-- START RAW DATA --

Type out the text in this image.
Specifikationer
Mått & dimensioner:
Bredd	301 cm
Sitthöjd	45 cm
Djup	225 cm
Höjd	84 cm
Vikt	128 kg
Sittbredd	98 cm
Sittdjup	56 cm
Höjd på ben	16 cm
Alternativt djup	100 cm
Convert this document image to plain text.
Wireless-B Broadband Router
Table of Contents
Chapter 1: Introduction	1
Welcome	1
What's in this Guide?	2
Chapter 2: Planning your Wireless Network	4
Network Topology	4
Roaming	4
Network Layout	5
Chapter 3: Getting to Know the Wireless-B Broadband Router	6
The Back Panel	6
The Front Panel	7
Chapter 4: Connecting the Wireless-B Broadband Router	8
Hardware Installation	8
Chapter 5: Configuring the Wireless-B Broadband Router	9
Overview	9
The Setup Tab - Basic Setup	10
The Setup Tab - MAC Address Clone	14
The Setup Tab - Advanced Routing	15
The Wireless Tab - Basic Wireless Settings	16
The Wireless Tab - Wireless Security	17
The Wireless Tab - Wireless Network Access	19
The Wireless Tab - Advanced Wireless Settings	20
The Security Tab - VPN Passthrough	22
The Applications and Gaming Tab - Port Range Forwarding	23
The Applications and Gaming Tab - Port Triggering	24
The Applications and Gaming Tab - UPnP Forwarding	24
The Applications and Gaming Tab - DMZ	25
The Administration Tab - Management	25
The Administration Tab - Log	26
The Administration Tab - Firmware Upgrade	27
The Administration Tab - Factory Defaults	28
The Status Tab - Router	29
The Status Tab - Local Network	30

-- END RAW DATA --

_EXERCISE INSTRUCTIONS_
Return every line of the preceding records in which the word "Applications" appears.

_EXPECTED OUTPUT_
The Applications and Gaming Tab - Port Range Forwarding	23
The Applications and Gaming Tab - Port Triggering	24
The Applications and Gaming Tab - UPnP Forwarding	24
The Applications and Gaming Tab - DMZ	25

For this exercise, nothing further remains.